[Saved entries]
▼▼▼
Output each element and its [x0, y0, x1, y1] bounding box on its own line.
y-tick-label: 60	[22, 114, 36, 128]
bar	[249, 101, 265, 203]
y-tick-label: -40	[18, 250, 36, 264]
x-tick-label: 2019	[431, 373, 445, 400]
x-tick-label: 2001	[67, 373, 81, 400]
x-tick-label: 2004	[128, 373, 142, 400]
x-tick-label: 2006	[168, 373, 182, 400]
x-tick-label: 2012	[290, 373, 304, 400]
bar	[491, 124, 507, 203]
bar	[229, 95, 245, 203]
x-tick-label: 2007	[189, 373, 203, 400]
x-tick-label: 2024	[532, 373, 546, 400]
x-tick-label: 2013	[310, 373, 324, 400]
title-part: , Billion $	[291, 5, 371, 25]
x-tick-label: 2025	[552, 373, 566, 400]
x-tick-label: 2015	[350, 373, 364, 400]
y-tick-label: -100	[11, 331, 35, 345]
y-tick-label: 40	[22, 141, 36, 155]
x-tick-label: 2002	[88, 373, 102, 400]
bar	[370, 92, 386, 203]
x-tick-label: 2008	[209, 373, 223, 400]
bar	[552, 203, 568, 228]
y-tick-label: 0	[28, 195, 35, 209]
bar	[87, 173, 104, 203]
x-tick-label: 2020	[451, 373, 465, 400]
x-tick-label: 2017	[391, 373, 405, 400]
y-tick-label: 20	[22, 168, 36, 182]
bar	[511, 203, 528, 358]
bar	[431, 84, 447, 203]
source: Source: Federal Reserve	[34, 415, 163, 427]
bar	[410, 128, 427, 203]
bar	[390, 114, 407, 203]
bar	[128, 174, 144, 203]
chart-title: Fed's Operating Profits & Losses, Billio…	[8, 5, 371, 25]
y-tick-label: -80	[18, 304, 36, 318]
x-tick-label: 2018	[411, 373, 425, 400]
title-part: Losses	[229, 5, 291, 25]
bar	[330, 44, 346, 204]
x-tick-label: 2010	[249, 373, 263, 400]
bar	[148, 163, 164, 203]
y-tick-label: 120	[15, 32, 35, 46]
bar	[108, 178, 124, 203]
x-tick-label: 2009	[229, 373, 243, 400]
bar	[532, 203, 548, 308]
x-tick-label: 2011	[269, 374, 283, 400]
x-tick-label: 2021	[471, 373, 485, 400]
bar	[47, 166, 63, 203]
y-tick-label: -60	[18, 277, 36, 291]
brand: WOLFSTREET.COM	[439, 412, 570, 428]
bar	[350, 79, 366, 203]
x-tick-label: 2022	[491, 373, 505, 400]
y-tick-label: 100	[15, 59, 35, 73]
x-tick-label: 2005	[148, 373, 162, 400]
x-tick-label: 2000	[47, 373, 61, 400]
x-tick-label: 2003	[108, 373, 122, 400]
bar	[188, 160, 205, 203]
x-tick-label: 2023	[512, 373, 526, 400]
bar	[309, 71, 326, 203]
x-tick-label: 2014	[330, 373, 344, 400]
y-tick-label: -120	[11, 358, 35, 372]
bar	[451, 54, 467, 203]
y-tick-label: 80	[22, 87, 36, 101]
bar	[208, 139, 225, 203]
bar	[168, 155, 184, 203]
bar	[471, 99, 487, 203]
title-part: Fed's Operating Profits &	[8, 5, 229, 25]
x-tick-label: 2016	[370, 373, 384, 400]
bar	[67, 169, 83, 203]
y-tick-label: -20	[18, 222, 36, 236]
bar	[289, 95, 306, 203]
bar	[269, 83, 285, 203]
▲▲▲
[Goal of the exercise] Repeat every line of the listing above verbatim, in the same order.

[Task output]
Output each element and its [x0, y0, x1, y1] bounding box on its own line.
y-tick-label: 60	[22, 114, 36, 128]
bar	[249, 101, 265, 203]
y-tick-label: -40	[18, 250, 36, 264]
x-tick-label: 2019	[431, 373, 445, 400]
x-tick-label: 2001	[67, 373, 81, 400]
x-tick-label: 2004	[128, 373, 142, 400]
x-tick-label: 2006	[168, 373, 182, 400]
x-tick-label: 2012	[290, 373, 304, 400]
bar	[491, 124, 507, 203]
bar	[229, 95, 245, 203]
x-tick-label: 2007	[189, 373, 203, 400]
x-tick-label: 2024	[532, 373, 546, 400]
x-tick-label: 2013	[310, 373, 324, 400]
title-part: , Billion $	[291, 5, 371, 25]
x-tick-label: 2025	[552, 373, 566, 400]
x-tick-label: 2015	[350, 373, 364, 400]
y-tick-label: -100	[11, 331, 35, 345]
y-tick-label: 40	[22, 141, 36, 155]
x-tick-label: 2002	[88, 373, 102, 400]
bar	[370, 92, 386, 203]
x-tick-label: 2008	[209, 373, 223, 400]
bar	[552, 203, 568, 228]
y-tick-label: 0	[28, 195, 35, 209]
bar	[87, 173, 104, 203]
x-tick-label: 2020	[451, 373, 465, 400]
x-tick-label: 2017	[391, 373, 405, 400]
y-tick-label: 20	[22, 168, 36, 182]
bar	[511, 203, 528, 358]
bar	[431, 84, 447, 203]
source: Source: Federal Reserve	[34, 415, 163, 427]
bar	[410, 128, 427, 203]
bar	[390, 114, 407, 203]
bar	[128, 174, 144, 203]
chart-title: Fed's Operating Profits & Losses, Billio…	[8, 5, 371, 25]
y-tick-label: -80	[18, 304, 36, 318]
x-tick-label: 2018	[411, 373, 425, 400]
title-part: Losses	[229, 5, 291, 25]
bar	[330, 44, 346, 204]
x-tick-label: 2010	[249, 373, 263, 400]
bar	[148, 163, 164, 203]
y-tick-label: 120	[15, 32, 35, 46]
bar	[108, 178, 124, 203]
x-tick-label: 2009	[229, 373, 243, 400]
bar	[532, 203, 548, 308]
x-tick-label: 2011	[269, 374, 283, 400]
x-tick-label: 2021	[471, 373, 485, 400]
bar	[47, 166, 63, 203]
y-tick-label: -60	[18, 277, 36, 291]
brand: WOLFSTREET.COM	[439, 412, 570, 428]
bar	[350, 79, 366, 203]
x-tick-label: 2022	[491, 373, 505, 400]
y-tick-label: 100	[15, 59, 35, 73]
x-tick-label: 2005	[148, 373, 162, 400]
x-tick-label: 2000	[47, 373, 61, 400]
x-tick-label: 2003	[108, 373, 122, 400]
bar	[188, 160, 205, 203]
x-tick-label: 2023	[512, 373, 526, 400]
bar	[309, 71, 326, 203]
x-tick-label: 2014	[330, 373, 344, 400]
y-tick-label: -120	[11, 358, 35, 372]
bar	[451, 54, 467, 203]
y-tick-label: 80	[22, 87, 36, 101]
bar	[208, 139, 225, 203]
bar	[168, 155, 184, 203]
bar	[471, 99, 487, 203]
title-part: Fed's Operating Profits &	[8, 5, 229, 25]
x-tick-label: 2016	[370, 373, 384, 400]
bar	[67, 169, 83, 203]
y-tick-label: -20	[18, 222, 36, 236]
bar	[289, 95, 306, 203]
bar	[269, 83, 285, 203]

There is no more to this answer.